→ **What the task asks**
Tally the lines with the word "гробътъ" and report the number alone.

→ **Raw data**
>> begin
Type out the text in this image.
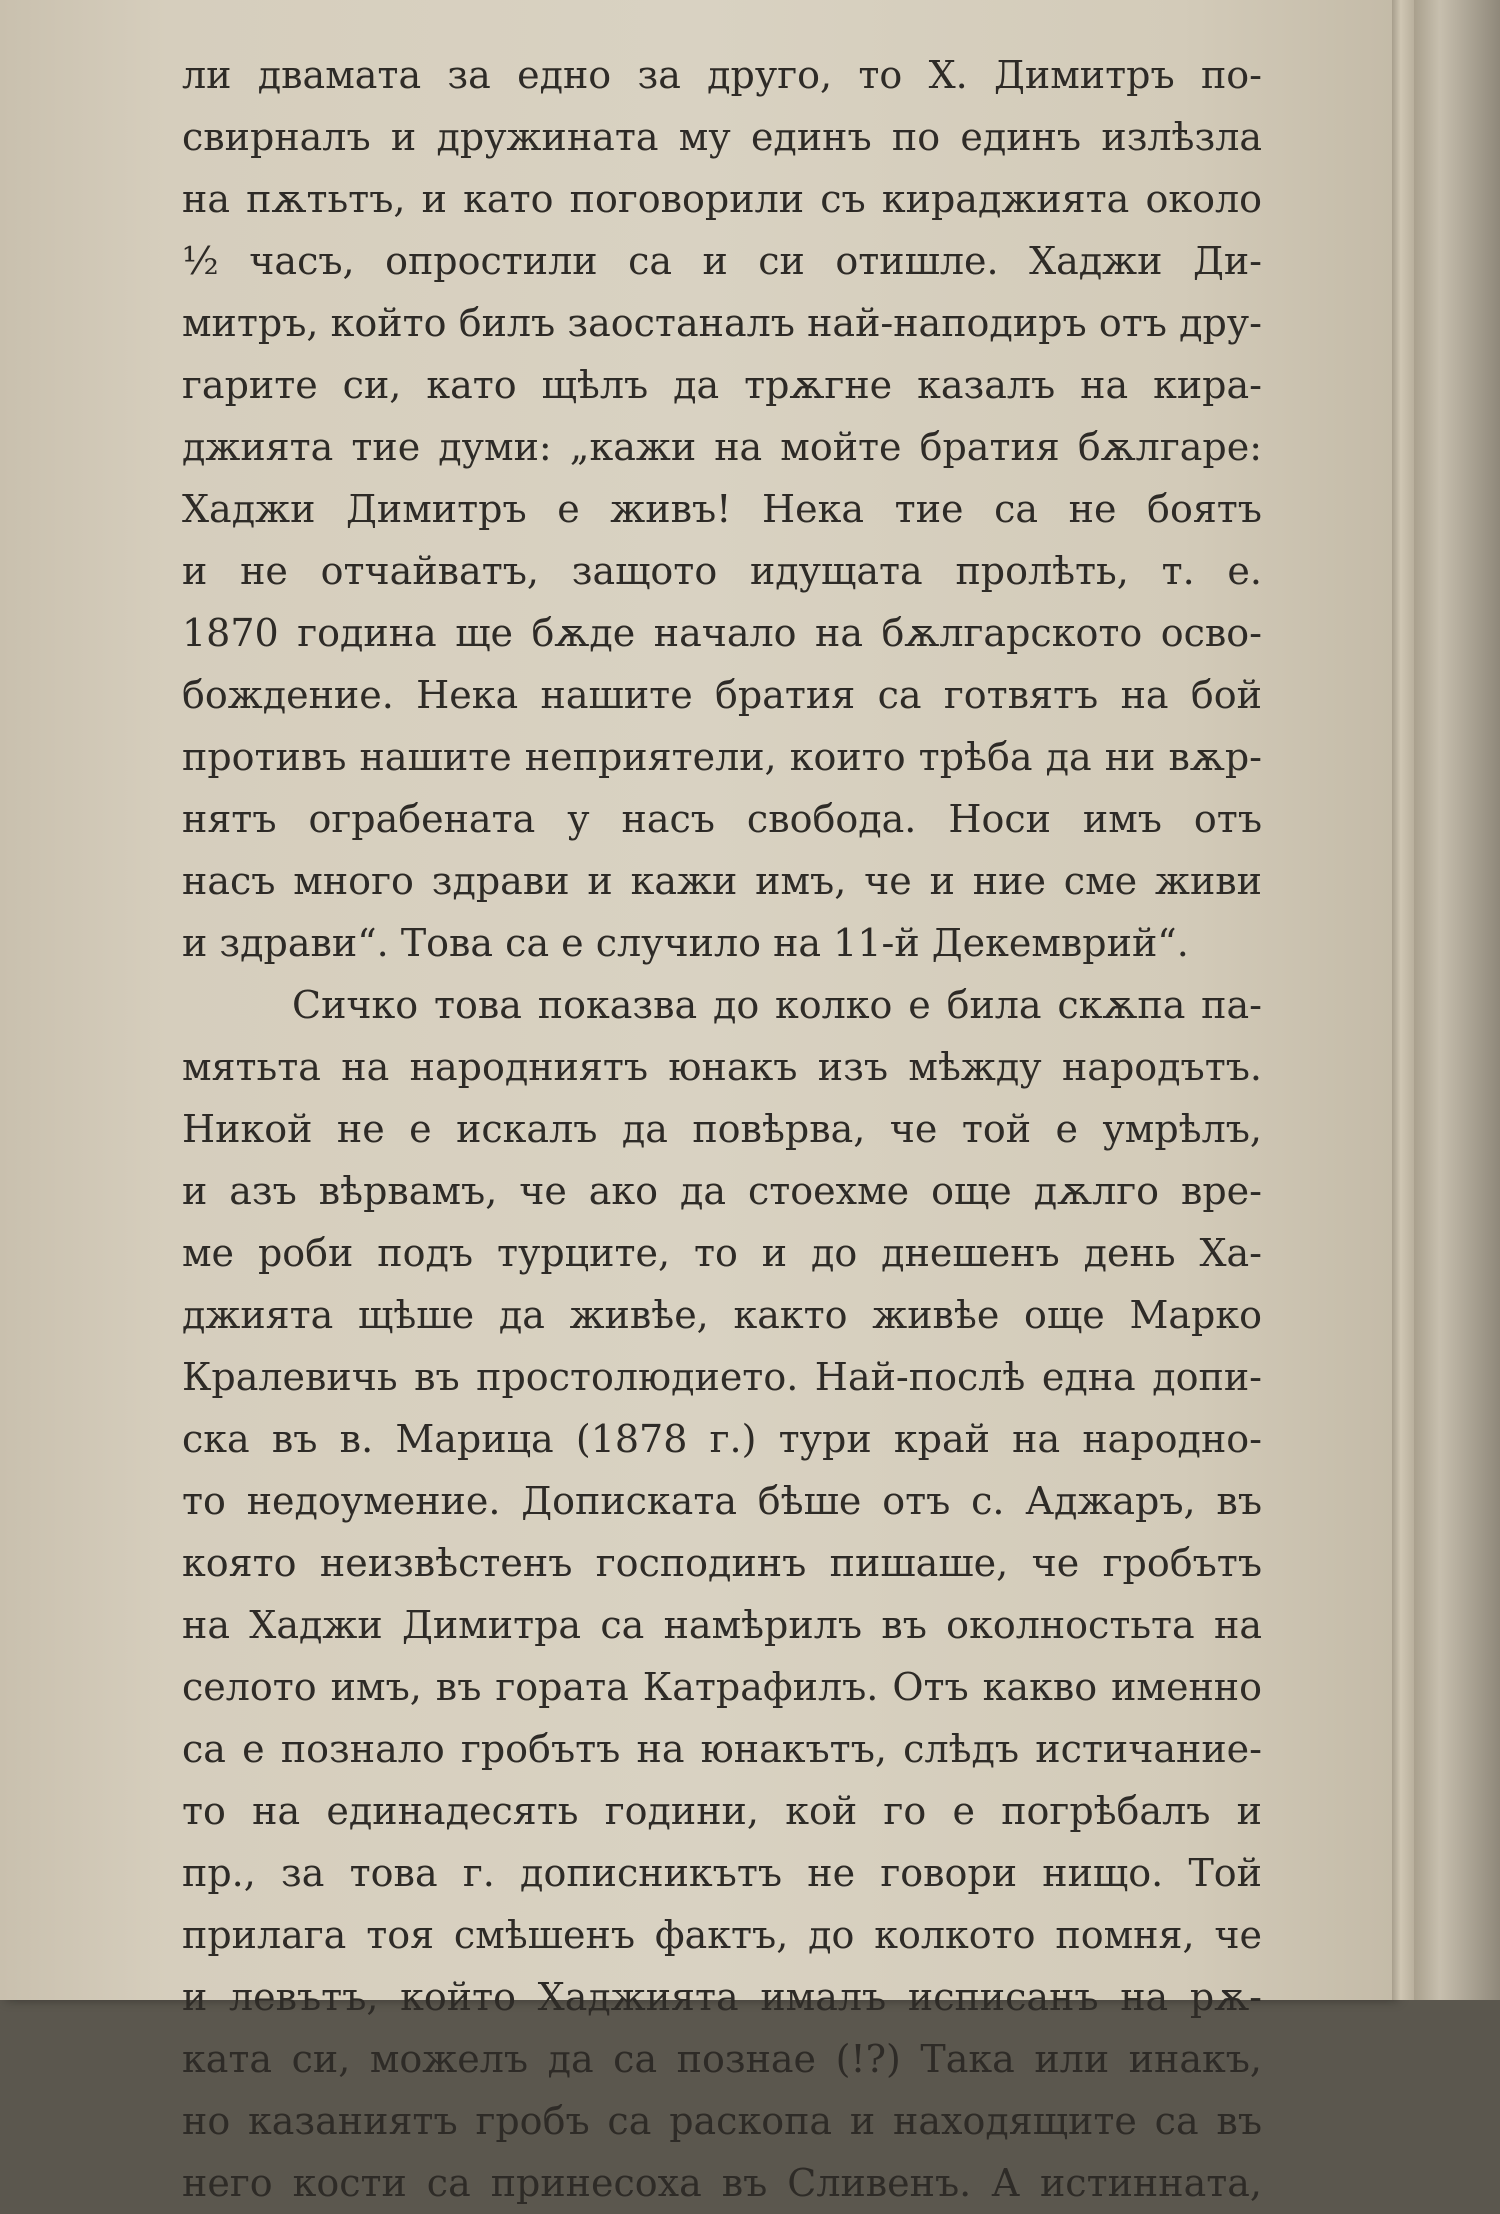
ли двамата за едно за друго, то Х. Димитръ по-
свирналъ и дружината му единъ по единъ излѣзла
на пѫтьтъ, и като поговорили съ кираджията около
½ часъ, опростили са и си отишле. Хаджи Ди-
митръ, който билъ заостаналъ най-наподиръ отъ дру-
гарите си, като щѣлъ да трѫгне казалъ на кира-
джията тие думи: „кажи на мойте братия бѫлгаре:
Хаджи Димитръ е живъ! Нека тие са не боятъ
и не отчайватъ, защото идущата пролѣть, т. е.
1870 година ще бѫде начало на бѫлгарското осво-
бождение. Нека нашите братия са готвятъ на бой
противъ нашите неприятели, които трѣба да ни вѫр-
нятъ ограбената у насъ свобода. Носи имъ отъ
насъ много здрави и кажи имъ, че и ние сме живи
и здрави“. Това са е случило на 11-й Декемврий“.
Сичко това показва до колко е била скѫпа па-
мятьта на народниятъ юнакъ изъ мѣжду народътъ.
Никой не е искалъ да повѣрва, че той е умрѣлъ,
и азъ вѣрвамъ, че ако да стоехме още дѫлго вре-
ме роби подъ турците, то и до днешенъ день Ха-
джията щѣше да живѣе, както живѣе още Марко
Кралевичь въ простолюдието. Най-послѣ една допи-
ска въ в. Марица (1878 г.) тури край на народно-
то недоумение. Дописката бѣше отъ с. Аджаръ, въ
която неизвѣстенъ господинъ пишаше, че гробътъ
на Хаджи Димитра са намѣрилъ въ околностьта на
селото имъ, въ гората Катрафилъ. Отъ какво именно
са е познало гробътъ на юнакътъ, слѣдъ истичание-
то на единадесять години, кой го е погрѣбалъ и
пр., за това г. дописникътъ не говори нищо. Той
прилага тоя смѣшенъ фактъ, до колкото помня, че
и левътъ, който Хаджията ималъ исписанъ на рѫ-
ката си, можелъ да са познае (!?) Така или инакъ,
но казаниятъ гробъ са раскопа и находящите са въ
него кости са принесоха въ Сливенъ. А истинната,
>> end
→ **Response**
2